• _TASK PROMPT_: Tally the lines that include "this". Output the number only.

**** RAW RECORDS ****

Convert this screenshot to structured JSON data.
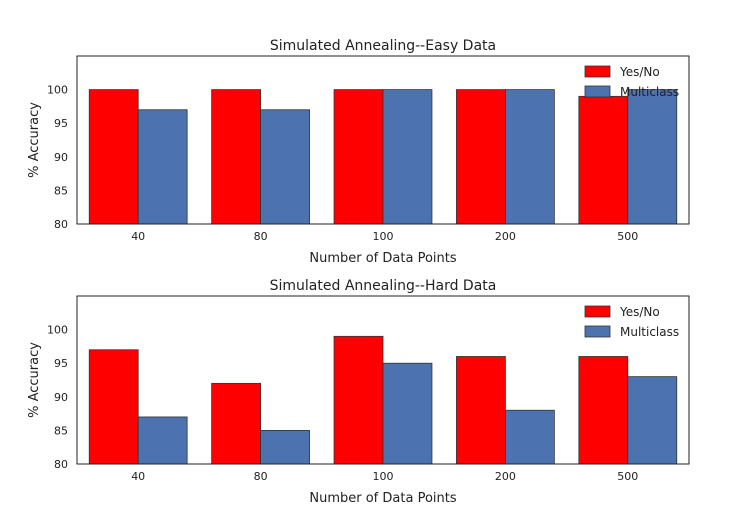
{
  "chart_data": [
    {
      "type": "bar",
      "title": "Simulated Annealing--Easy Data",
      "xlabel": "Number of Data Points",
      "ylabel": "% Accuracy",
      "categories": [
        "40",
        "80",
        "100",
        "200",
        "500"
      ],
      "ylim": [
        80,
        105
      ],
      "yticks": [
        80,
        85,
        90,
        95,
        100
      ],
      "grid": false,
      "legend_position": "top-right",
      "series": [
        {
          "name": "Yes/No",
          "color": "#ff0000",
          "values": [
            100,
            100,
            100,
            100,
            99
          ]
        },
        {
          "name": "Multiclass",
          "color": "#4c72b0",
          "values": [
            97,
            97,
            100,
            100,
            100
          ]
        }
      ]
    },
    {
      "type": "bar",
      "title": "Simulated Annealing--Hard Data",
      "xlabel": "Number of Data Points",
      "ylabel": "% Accuracy",
      "categories": [
        "40",
        "80",
        "100",
        "200",
        "500"
      ],
      "ylim": [
        80,
        105
      ],
      "yticks": [
        80,
        85,
        90,
        95,
        100
      ],
      "grid": false,
      "legend_position": "top-right",
      "series": [
        {
          "name": "Yes/No",
          "color": "#ff0000",
          "values": [
            97,
            92,
            99,
            96,
            96
          ]
        },
        {
          "name": "Multiclass",
          "color": "#4c72b0",
          "values": [
            87,
            85,
            95,
            88,
            93
          ]
        }
      ]
    }
  ]
}
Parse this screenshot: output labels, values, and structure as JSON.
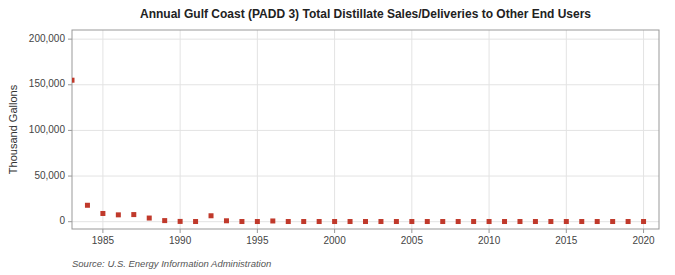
{
  "chart_data": {
    "type": "scatter",
    "title": "Annual Gulf Coast (PADD 3) Total Distillate Sales/Deliveries to Other End Users",
    "y_label": "Thousand Gallons",
    "source": "Source: U.S. Energy Information Administration",
    "color": "#c0392b",
    "marker": "square",
    "grid": true,
    "xlim": [
      1983,
      2021
    ],
    "ylim": [
      -8000,
      210000
    ],
    "xticks": [
      1985,
      1990,
      1995,
      2000,
      2005,
      2010,
      2015,
      2020
    ],
    "yticks": [
      0,
      {
        "value": 50000,
        "label": "50,000"
      },
      {
        "value": 100000,
        "label": "100,000"
      },
      {
        "value": 150000,
        "label": "150,000"
      },
      {
        "value": 200000,
        "label": "200,000"
      }
    ],
    "x": [
      1983,
      1984,
      1985,
      1986,
      1987,
      1988,
      1989,
      1990,
      1991,
      1992,
      1993,
      1994,
      1995,
      1996,
      1997,
      1998,
      1999,
      2000,
      2001,
      2002,
      2003,
      2004,
      2005,
      2006,
      2007,
      2008,
      2009,
      2010,
      2011,
      2012,
      2013,
      2014,
      2015,
      2016,
      2017,
      2018,
      2019,
      2020
    ],
    "values": [
      155000,
      18000,
      9000,
      7500,
      7800,
      4000,
      1200,
      300,
      200,
      6500,
      1000,
      200,
      200,
      800,
      200,
      200,
      200,
      200,
      200,
      200,
      200,
      200,
      200,
      200,
      200,
      200,
      200,
      200,
      200,
      200,
      200,
      200,
      200,
      200,
      200,
      200,
      200,
      200
    ]
  }
}
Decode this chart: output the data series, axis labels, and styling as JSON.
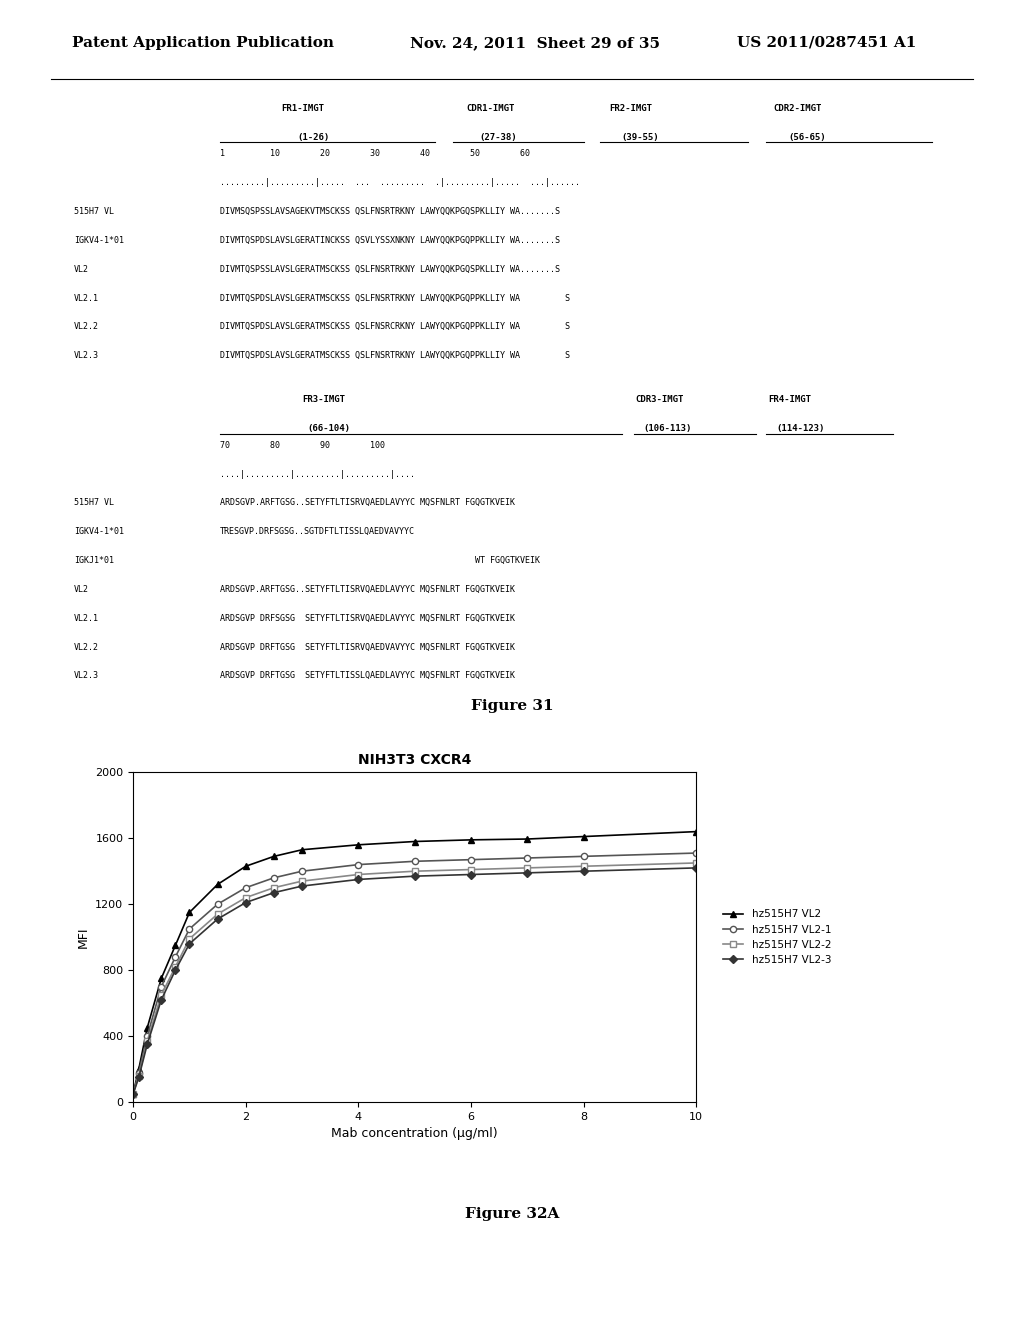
{
  "header_left": "Patent Application Publication",
  "header_mid": "Nov. 24, 2011  Sheet 29 of 35",
  "header_right": "US 2011/0287451 A1",
  "fig31_caption": "Figure 31",
  "fig32a_caption": "Figure 32A",
  "graph_title": "NIH3T3 CXCR4",
  "xlabel": "Mab concentration (µg/ml)",
  "ylabel": "MFI",
  "xlim": [
    0,
    10
  ],
  "ylim": [
    0,
    2000
  ],
  "xticks": [
    0,
    2,
    4,
    6,
    8,
    10
  ],
  "yticks": [
    0,
    400,
    800,
    1200,
    1600,
    2000
  ],
  "series": {
    "hz515H7 VL2": {
      "x": [
        0,
        0.1,
        0.25,
        0.5,
        0.75,
        1.0,
        1.5,
        2.0,
        2.5,
        3.0,
        4.0,
        5.0,
        6.0,
        7.0,
        8.0,
        10.0
      ],
      "y": [
        50,
        200,
        450,
        750,
        950,
        1150,
        1320,
        1430,
        1490,
        1530,
        1560,
        1580,
        1590,
        1595,
        1610,
        1640
      ],
      "color": "#000000",
      "marker": "^",
      "linestyle": "-"
    },
    "hz515H7 VL2-1": {
      "x": [
        0,
        0.1,
        0.25,
        0.5,
        0.75,
        1.0,
        1.5,
        2.0,
        2.5,
        3.0,
        4.0,
        5.0,
        6.0,
        7.0,
        8.0,
        10.0
      ],
      "y": [
        50,
        180,
        400,
        700,
        880,
        1050,
        1200,
        1300,
        1360,
        1400,
        1440,
        1460,
        1470,
        1480,
        1490,
        1510
      ],
      "color": "#555555",
      "marker": "o",
      "linestyle": "-"
    },
    "hz515H7 VL2-2": {
      "x": [
        0,
        0.1,
        0.25,
        0.5,
        0.75,
        1.0,
        1.5,
        2.0,
        2.5,
        3.0,
        4.0,
        5.0,
        6.0,
        7.0,
        8.0,
        10.0
      ],
      "y": [
        50,
        160,
        370,
        650,
        820,
        990,
        1140,
        1240,
        1300,
        1340,
        1380,
        1400,
        1410,
        1420,
        1430,
        1450
      ],
      "color": "#888888",
      "marker": "s",
      "linestyle": "-"
    },
    "hz515H7 VL2-3": {
      "x": [
        0,
        0.1,
        0.25,
        0.5,
        0.75,
        1.0,
        1.5,
        2.0,
        2.5,
        3.0,
        4.0,
        5.0,
        6.0,
        7.0,
        8.0,
        10.0
      ],
      "y": [
        50,
        150,
        350,
        620,
        800,
        960,
        1110,
        1210,
        1270,
        1310,
        1350,
        1370,
        1380,
        1390,
        1400,
        1420
      ],
      "color": "#333333",
      "marker": "D",
      "linestyle": "-"
    }
  },
  "seq_table": {
    "rows_top": [
      [
        "515H7 VL",
        "DIVMSQSPSSLAVSAGEKVTMSCKSS QSLFNSRTRKNY LAWYQQKPGQSPKLLIY WA.......S"
      ],
      [
        "IGKV4-1*01",
        "DIVMTQSPDSLAVSLGERATINCKSS QSVLYSSXNKNY LAWYQQKPGQPPKLLIY WA.......S"
      ],
      [
        "VL2",
        "DIVMTQSPSSLAVSLGERATMSCKSS QSLFNSRTRKNY LAWYQQKPGQSPKLLIY WA.......S"
      ],
      [
        "VL2.1",
        "DIVMTQSPDSLAVSLGERATMSCKSS QSLFNSRTRKNY LAWYQQKPGQPPKLLIY WA         S"
      ],
      [
        "VL2.2",
        "DIVMTQSPDSLAVSLGERATMSCKSS QSLFNSRCRKNY LAWYQQKPGQPPKLLIY WA         S"
      ],
      [
        "VL2.3",
        "DIVMTQSPDSLAVSLGERATMSCKSS QSLFNSRTRKNY LAWYQQKPGQPPKLLIY WA         S"
      ]
    ],
    "rows_bot": [
      [
        "515H7 VL",
        "ARDSGVP.ARFTGSG..SETYFTLTISRVQAEDLAVYYC MQSFNLRT FGQGTKVEIK"
      ],
      [
        "IGKV4-1*01",
        "TRESGVP.DRFSGSG..SGTDFTLTISSLQAEDVAVYYC"
      ],
      [
        "IGKJ1*01",
        "                                                   WT FGQGTKVEIK"
      ],
      [
        "VL2",
        "ARDSGVP.ARFTGSG..SETYFTLTISRVQAEDLAVYYC MQSFNLRT FGQGTKVEIK"
      ],
      [
        "VL2.1",
        "ARDSGVP DRFSGSG  SETYFTLTISRVQAEDLAVYYC MQSFNLRT FGQGTKVEIK"
      ],
      [
        "VL2.2",
        "ARDSGVP DRFTGSG  SETYFTLTISRVQAEDVAVYYC MQSFNLRT FGQGTKVEIK"
      ],
      [
        "VL2.3",
        "ARDSGVP DRFTGSG  SETYFTLTISSLQAEDLAVYYC MQSFNLRT FGQGTKVEIK"
      ]
    ]
  }
}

****

• _EXPECTED ANSWER_: 3